Restate all of the entries exactly, dropping any pictures they hold.

>> begin

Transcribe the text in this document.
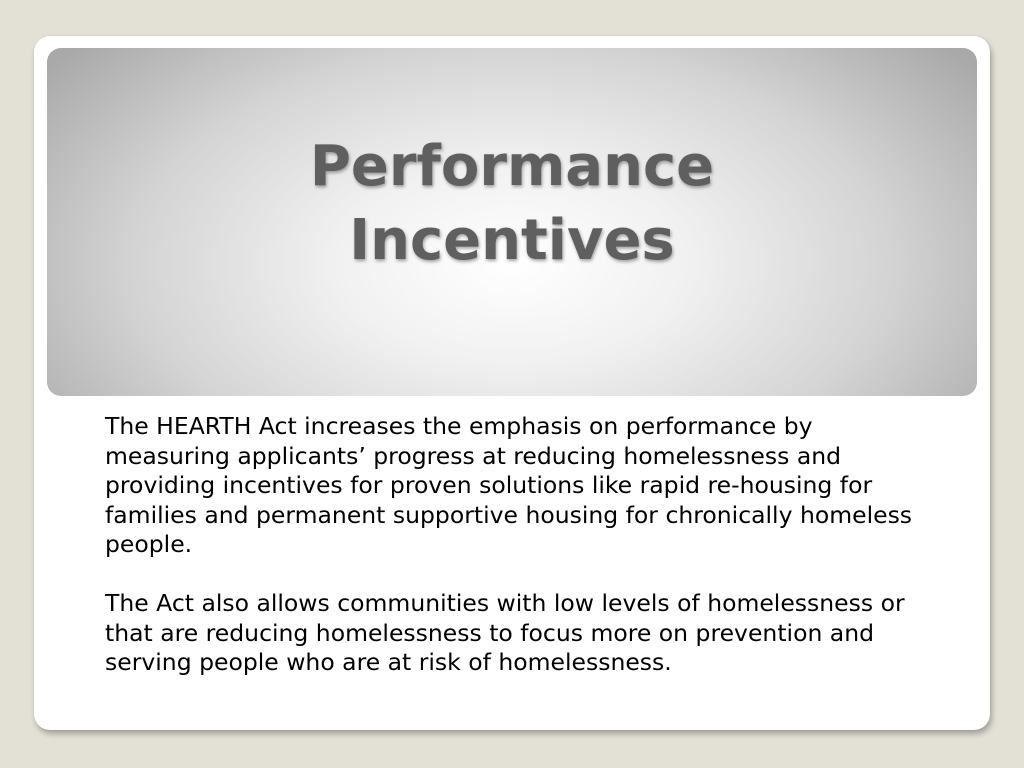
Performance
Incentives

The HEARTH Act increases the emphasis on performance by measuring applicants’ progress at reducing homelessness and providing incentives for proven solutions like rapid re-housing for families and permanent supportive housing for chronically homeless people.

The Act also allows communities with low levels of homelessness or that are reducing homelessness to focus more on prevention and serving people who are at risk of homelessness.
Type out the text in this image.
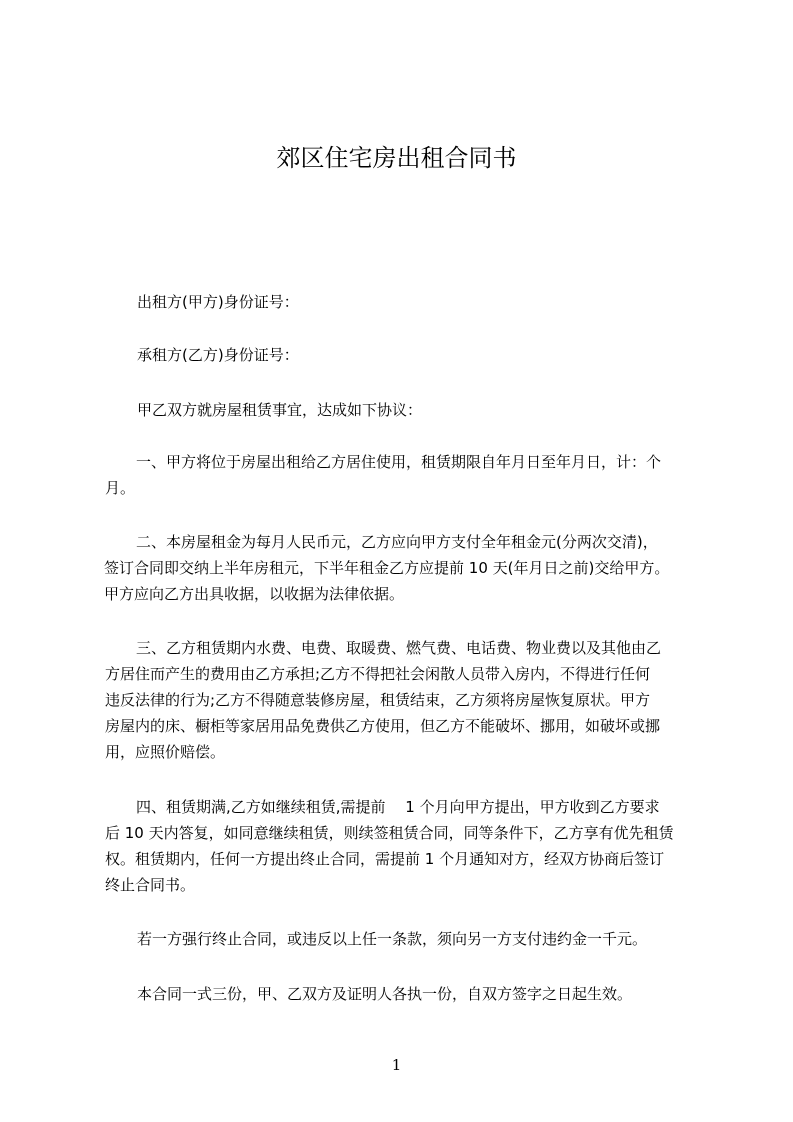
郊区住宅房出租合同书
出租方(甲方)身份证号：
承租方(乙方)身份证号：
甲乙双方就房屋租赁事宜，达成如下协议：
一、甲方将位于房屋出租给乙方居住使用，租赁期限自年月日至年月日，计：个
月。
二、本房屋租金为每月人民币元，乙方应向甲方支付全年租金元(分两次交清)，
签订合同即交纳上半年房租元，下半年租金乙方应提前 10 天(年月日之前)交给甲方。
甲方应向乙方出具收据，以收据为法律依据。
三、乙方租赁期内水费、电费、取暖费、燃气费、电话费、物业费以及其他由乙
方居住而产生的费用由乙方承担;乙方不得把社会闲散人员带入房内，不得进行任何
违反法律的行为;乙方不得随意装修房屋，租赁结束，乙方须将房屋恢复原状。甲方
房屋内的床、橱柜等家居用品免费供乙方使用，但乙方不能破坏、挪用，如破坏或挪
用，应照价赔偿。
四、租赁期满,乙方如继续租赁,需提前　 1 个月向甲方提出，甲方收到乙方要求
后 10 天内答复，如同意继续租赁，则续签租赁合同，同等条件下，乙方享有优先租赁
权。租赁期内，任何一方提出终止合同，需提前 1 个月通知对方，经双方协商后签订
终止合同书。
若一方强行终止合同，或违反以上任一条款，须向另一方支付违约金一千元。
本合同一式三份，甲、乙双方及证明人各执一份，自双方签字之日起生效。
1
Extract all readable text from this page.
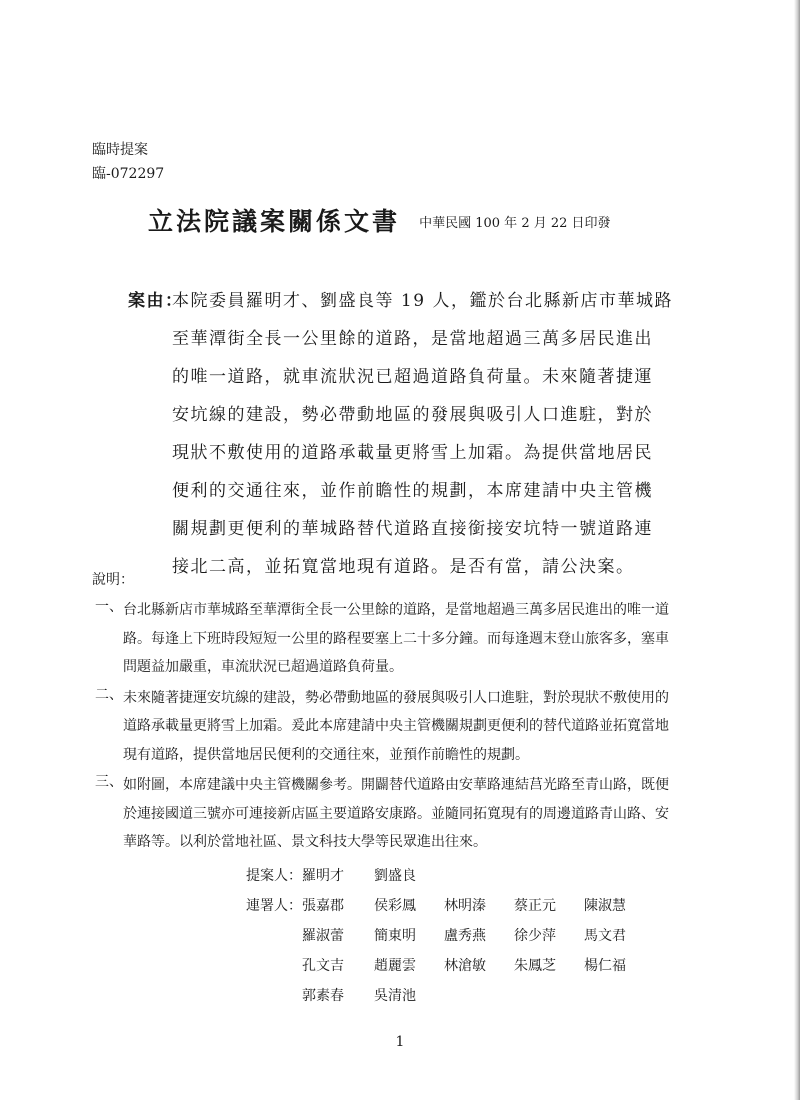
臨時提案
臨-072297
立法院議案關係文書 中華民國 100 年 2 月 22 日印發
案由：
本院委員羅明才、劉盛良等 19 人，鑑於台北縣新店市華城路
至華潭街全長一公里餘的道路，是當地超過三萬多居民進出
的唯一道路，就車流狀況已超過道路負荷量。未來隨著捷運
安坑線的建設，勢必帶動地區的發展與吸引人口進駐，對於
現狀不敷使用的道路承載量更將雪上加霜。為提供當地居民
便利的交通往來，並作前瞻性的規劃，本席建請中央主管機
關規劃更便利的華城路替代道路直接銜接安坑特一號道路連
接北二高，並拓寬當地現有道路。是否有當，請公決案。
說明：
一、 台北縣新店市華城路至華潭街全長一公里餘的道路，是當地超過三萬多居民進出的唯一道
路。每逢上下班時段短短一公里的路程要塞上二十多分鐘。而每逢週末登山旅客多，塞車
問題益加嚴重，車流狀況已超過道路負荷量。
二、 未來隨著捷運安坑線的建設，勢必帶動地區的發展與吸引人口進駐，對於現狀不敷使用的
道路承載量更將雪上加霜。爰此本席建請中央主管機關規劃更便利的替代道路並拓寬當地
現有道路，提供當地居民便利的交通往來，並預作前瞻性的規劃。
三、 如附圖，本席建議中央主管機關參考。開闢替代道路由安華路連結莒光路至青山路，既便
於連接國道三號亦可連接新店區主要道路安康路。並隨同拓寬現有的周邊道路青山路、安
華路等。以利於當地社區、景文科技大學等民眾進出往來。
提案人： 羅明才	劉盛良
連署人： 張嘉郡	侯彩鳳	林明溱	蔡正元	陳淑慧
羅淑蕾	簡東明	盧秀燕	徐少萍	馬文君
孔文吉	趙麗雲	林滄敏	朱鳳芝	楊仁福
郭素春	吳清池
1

>> end

Answer to the problem -
Transcribe the text in this document.
Performance
Incentives

The HEARTH Act increases the emphasis on performance by measuring applicants’ progress at reducing homelessness and providing incentives for proven solutions like rapid re-housing for families and permanent supportive housing for chronically homeless people.

The Act also allows communities with low levels of homelessness or that are reducing homelessness to focus more on prevention and serving people who are at risk of homelessness.
Type out the text in this image.
郊区住宅房出租合同书
出租方(甲方)身份证号：
承租方(乙方)身份证号：
甲乙双方就房屋租赁事宜，达成如下协议：
一、甲方将位于房屋出租给乙方居住使用，租赁期限自年月日至年月日，计：个
月。
二、本房屋租金为每月人民币元，乙方应向甲方支付全年租金元(分两次交清)，
签订合同即交纳上半年房租元，下半年租金乙方应提前 10 天(年月日之前)交给甲方。
甲方应向乙方出具收据，以收据为法律依据。
三、乙方租赁期内水费、电费、取暖费、燃气费、电话费、物业费以及其他由乙
方居住而产生的费用由乙方承担;乙方不得把社会闲散人员带入房内，不得进行任何
违反法律的行为;乙方不得随意装修房屋，租赁结束，乙方须将房屋恢复原状。甲方
房屋内的床、橱柜等家居用品免费供乙方使用，但乙方不能破坏、挪用，如破坏或挪
用，应照价赔偿。
四、租赁期满,乙方如继续租赁,需提前　 1 个月向甲方提出，甲方收到乙方要求
后 10 天内答复，如同意继续租赁，则续签租赁合同，同等条件下，乙方享有优先租赁
权。租赁期内，任何一方提出终止合同，需提前 1 个月通知对方，经双方协商后签订
终止合同书。
若一方强行终止合同，或违反以上任一条款，须向另一方支付违约金一千元。
本合同一式三份，甲、乙双方及证明人各执一份，自双方签字之日起生效。
1
Extract all readable text from this page.
臨時提案
臨-072297
立法院議案關係文書 中華民國 100 年 2 月 22 日印發
案由：
本院委員羅明才、劉盛良等 19 人，鑑於台北縣新店市華城路
至華潭街全長一公里餘的道路，是當地超過三萬多居民進出
的唯一道路，就車流狀況已超過道路負荷量。未來隨著捷運
安坑線的建設，勢必帶動地區的發展與吸引人口進駐，對於
現狀不敷使用的道路承載量更將雪上加霜。為提供當地居民
便利的交通往來，並作前瞻性的規劃，本席建請中央主管機
關規劃更便利的華城路替代道路直接銜接安坑特一號道路連
接北二高，並拓寬當地現有道路。是否有當，請公決案。
說明：
一、 台北縣新店市華城路至華潭街全長一公里餘的道路，是當地超過三萬多居民進出的唯一道
路。每逢上下班時段短短一公里的路程要塞上二十多分鐘。而每逢週末登山旅客多，塞車
問題益加嚴重，車流狀況已超過道路負荷量。
二、 未來隨著捷運安坑線的建設，勢必帶動地區的發展與吸引人口進駐，對於現狀不敷使用的
道路承載量更將雪上加霜。爰此本席建請中央主管機關規劃更便利的替代道路並拓寬當地
現有道路，提供當地居民便利的交通往來，並預作前瞻性的規劃。
三、 如附圖，本席建議中央主管機關參考。開闢替代道路由安華路連結莒光路至青山路，既便
於連接國道三號亦可連接新店區主要道路安康路。並隨同拓寬現有的周邊道路青山路、安
華路等。以利於當地社區、景文科技大學等民眾進出往來。
提案人： 羅明才	劉盛良
連署人： 張嘉郡	侯彩鳳	林明溱	蔡正元	陳淑慧
羅淑蕾	簡東明	盧秀燕	徐少萍	馬文君
孔文吉	趙麗雲	林滄敏	朱鳳芝	楊仁福
郭素春	吳清池
1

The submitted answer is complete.